What you should do:
What is the number of lines that include the word "index"? Provide only that figure.

Records that describe figures:
[START]

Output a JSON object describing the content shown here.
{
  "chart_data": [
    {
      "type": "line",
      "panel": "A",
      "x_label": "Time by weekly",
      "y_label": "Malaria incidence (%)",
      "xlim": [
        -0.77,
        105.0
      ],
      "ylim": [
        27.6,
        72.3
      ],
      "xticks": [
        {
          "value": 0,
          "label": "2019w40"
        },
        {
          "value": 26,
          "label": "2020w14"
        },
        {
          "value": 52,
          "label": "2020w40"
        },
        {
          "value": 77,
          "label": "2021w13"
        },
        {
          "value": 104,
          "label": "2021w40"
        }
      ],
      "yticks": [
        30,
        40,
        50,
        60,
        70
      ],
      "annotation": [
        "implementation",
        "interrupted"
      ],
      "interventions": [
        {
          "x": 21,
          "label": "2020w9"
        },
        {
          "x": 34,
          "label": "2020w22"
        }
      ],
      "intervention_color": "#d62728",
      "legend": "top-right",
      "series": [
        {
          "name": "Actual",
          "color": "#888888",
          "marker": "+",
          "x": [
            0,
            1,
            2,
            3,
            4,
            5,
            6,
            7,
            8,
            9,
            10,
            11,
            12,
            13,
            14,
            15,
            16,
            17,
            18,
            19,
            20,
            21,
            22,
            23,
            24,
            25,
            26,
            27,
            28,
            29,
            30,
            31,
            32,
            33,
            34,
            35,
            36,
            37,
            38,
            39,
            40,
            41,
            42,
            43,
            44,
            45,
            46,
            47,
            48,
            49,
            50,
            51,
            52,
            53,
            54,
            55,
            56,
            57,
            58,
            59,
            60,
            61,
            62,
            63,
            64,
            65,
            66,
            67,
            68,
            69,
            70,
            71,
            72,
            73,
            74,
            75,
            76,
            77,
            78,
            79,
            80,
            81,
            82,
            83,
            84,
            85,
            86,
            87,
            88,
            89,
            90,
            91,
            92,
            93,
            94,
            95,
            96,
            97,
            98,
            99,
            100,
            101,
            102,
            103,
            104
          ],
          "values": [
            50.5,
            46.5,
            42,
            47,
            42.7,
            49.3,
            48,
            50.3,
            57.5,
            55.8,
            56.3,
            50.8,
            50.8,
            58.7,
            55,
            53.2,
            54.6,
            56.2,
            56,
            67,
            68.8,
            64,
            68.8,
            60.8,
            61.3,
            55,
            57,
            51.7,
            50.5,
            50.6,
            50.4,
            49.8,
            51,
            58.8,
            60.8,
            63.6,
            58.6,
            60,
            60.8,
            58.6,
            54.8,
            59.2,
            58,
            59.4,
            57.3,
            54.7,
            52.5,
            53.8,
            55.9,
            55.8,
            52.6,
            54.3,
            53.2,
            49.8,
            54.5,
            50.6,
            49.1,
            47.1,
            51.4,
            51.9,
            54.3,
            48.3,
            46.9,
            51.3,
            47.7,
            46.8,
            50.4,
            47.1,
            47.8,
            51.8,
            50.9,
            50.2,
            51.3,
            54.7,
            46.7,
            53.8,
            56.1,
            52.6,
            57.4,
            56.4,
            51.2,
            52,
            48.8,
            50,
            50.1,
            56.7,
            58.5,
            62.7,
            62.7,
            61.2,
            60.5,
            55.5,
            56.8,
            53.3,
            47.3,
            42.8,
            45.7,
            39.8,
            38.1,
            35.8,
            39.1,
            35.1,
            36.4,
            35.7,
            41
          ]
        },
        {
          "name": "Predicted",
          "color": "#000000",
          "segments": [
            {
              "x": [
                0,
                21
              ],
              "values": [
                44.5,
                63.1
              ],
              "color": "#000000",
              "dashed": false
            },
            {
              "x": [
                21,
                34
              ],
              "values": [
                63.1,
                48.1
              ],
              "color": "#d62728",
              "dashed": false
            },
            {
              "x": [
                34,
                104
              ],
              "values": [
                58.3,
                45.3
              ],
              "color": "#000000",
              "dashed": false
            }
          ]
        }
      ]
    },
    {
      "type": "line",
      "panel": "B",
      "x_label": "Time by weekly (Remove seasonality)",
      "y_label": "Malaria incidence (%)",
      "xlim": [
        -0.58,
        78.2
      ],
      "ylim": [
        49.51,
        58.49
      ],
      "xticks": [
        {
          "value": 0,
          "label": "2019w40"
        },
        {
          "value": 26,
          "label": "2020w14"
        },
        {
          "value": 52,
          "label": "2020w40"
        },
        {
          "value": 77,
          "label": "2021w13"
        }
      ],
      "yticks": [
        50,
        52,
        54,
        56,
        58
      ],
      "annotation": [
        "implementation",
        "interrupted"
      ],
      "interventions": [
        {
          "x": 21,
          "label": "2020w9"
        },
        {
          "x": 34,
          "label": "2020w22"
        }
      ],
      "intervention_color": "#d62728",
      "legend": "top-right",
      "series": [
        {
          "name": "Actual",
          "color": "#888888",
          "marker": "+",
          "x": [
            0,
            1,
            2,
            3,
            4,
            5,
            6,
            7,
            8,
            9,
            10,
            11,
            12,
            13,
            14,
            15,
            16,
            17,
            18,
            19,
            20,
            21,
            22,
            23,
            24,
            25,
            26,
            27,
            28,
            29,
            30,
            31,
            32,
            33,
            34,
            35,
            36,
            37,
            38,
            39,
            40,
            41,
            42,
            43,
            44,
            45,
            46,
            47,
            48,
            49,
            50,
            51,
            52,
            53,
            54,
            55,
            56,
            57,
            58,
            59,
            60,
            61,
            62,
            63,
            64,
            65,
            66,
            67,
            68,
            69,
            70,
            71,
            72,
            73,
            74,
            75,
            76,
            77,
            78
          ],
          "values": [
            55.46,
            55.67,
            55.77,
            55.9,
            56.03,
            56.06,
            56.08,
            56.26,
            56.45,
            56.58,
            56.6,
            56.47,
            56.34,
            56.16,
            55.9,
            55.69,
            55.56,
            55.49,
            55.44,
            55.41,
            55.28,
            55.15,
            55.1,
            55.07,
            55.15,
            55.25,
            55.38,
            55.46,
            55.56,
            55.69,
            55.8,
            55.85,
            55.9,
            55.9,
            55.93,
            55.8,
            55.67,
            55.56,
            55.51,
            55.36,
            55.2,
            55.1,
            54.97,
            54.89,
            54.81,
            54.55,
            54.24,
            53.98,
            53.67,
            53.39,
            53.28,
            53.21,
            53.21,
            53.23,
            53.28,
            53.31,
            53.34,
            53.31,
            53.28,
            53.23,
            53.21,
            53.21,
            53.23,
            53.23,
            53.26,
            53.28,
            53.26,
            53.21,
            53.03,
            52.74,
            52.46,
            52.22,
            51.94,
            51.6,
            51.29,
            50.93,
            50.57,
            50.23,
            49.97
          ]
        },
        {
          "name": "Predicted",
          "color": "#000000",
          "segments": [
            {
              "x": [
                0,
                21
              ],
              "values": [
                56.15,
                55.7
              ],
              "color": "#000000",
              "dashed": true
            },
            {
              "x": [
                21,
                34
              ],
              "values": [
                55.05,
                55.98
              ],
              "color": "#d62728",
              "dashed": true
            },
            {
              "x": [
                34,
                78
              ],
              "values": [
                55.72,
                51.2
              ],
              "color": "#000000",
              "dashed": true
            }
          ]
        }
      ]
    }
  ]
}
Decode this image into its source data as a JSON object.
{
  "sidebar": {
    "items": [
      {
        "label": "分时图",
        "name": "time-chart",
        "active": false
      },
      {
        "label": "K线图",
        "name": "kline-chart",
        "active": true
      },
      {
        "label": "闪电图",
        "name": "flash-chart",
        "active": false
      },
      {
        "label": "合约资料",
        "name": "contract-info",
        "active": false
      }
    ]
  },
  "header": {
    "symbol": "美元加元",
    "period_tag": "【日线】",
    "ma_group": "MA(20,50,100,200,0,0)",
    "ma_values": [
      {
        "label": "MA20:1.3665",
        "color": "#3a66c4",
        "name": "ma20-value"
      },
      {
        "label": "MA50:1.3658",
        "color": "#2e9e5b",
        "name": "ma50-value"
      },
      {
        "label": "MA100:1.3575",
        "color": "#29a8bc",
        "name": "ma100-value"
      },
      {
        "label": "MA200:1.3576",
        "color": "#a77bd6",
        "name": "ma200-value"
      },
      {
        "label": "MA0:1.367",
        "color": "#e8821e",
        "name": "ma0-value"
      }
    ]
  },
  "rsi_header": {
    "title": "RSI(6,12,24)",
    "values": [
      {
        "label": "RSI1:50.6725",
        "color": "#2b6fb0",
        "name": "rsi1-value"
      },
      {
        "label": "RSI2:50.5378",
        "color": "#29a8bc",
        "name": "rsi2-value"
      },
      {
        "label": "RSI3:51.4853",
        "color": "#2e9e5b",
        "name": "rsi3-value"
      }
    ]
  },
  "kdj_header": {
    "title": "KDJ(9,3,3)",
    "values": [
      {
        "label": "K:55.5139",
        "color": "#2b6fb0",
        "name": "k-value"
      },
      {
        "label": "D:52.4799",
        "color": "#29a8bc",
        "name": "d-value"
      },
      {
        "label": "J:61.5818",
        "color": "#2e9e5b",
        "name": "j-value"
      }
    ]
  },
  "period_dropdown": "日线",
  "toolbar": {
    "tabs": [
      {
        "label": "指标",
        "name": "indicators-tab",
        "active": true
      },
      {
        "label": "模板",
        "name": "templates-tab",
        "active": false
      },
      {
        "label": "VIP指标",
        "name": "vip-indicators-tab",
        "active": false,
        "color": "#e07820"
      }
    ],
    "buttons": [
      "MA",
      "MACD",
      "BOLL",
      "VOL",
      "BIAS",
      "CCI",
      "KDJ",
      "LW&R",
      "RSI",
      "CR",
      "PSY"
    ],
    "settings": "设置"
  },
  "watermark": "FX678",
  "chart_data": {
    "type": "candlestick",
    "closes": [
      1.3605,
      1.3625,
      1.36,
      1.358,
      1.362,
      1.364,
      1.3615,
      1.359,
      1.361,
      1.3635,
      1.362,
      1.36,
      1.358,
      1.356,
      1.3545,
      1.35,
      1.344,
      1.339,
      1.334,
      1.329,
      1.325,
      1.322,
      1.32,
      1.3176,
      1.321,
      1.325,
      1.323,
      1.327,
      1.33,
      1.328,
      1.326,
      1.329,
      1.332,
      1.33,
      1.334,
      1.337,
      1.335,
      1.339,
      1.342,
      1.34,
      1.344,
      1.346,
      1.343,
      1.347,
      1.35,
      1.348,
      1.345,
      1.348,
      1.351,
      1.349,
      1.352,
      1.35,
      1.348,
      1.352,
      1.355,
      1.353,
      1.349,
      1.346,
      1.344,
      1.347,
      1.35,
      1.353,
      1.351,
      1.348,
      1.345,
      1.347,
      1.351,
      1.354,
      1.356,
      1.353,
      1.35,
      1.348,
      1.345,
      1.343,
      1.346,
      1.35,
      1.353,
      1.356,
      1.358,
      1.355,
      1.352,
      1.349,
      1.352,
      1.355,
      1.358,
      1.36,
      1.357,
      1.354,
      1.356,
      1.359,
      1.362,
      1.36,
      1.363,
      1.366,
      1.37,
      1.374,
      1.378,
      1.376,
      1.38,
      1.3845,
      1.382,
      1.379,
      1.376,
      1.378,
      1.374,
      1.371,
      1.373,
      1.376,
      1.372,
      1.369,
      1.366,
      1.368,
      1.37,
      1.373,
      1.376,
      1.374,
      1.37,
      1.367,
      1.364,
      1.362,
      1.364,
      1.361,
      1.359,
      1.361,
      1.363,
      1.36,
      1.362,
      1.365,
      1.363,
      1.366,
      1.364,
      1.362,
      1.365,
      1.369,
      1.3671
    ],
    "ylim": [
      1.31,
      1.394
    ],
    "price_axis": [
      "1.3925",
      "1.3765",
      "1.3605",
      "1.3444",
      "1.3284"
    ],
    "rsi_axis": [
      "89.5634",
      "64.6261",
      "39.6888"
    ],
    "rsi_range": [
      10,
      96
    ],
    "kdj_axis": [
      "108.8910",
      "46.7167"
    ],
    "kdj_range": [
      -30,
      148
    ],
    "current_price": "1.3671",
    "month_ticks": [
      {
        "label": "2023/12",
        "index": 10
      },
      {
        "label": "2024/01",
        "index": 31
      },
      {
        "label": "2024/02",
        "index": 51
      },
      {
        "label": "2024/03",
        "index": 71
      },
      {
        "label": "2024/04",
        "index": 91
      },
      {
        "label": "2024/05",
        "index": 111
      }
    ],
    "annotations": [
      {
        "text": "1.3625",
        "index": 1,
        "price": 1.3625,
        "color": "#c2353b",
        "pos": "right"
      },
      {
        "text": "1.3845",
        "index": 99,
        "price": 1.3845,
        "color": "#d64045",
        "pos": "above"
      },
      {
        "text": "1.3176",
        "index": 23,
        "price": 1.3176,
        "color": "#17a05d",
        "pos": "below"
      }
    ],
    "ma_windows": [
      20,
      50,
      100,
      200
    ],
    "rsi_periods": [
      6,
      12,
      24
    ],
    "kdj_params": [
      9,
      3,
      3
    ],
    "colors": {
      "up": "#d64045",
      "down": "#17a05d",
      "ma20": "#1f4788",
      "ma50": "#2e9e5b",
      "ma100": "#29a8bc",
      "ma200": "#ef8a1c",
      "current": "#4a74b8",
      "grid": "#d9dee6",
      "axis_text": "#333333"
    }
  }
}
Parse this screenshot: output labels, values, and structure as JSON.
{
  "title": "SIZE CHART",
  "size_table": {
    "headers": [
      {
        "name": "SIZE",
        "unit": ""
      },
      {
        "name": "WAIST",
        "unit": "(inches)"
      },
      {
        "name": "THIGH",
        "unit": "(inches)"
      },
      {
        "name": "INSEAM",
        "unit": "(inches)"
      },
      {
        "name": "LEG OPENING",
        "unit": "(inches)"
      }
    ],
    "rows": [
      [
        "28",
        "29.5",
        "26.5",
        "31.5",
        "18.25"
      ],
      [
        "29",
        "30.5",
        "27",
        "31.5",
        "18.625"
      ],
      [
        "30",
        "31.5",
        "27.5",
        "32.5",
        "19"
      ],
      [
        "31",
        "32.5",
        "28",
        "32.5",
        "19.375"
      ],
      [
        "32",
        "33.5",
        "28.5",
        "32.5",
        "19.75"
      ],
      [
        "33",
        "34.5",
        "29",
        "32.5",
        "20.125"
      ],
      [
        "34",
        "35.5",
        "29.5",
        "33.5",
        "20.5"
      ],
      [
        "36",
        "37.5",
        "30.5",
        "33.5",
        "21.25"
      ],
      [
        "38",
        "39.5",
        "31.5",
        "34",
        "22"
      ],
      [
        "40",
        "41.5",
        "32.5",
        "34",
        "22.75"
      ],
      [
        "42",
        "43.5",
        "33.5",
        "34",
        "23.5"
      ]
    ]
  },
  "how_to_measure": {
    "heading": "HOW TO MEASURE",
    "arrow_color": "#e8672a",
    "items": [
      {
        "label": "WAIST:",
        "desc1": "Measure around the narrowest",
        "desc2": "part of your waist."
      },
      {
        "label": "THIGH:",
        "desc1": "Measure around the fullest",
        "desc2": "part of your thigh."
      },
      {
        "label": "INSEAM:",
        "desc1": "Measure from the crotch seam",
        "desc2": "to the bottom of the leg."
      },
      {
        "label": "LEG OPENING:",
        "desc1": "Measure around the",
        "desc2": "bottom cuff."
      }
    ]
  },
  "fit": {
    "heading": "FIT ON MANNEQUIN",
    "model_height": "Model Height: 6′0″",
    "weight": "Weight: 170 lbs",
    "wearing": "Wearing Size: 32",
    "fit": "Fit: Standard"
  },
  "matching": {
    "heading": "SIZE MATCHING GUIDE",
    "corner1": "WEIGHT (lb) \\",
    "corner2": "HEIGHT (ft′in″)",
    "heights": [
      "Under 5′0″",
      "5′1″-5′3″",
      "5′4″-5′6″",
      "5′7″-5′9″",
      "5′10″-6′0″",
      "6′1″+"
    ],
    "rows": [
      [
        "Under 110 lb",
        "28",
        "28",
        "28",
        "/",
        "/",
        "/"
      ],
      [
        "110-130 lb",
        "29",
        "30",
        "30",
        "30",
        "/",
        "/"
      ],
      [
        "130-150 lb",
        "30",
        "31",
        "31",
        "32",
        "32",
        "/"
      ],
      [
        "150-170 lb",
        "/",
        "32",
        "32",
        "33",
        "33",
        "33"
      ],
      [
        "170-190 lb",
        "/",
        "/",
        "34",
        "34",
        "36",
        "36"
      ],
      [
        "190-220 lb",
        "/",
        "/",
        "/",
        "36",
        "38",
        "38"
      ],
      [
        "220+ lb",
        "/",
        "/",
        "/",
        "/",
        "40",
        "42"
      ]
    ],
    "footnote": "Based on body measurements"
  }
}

[END]

Task solution:
9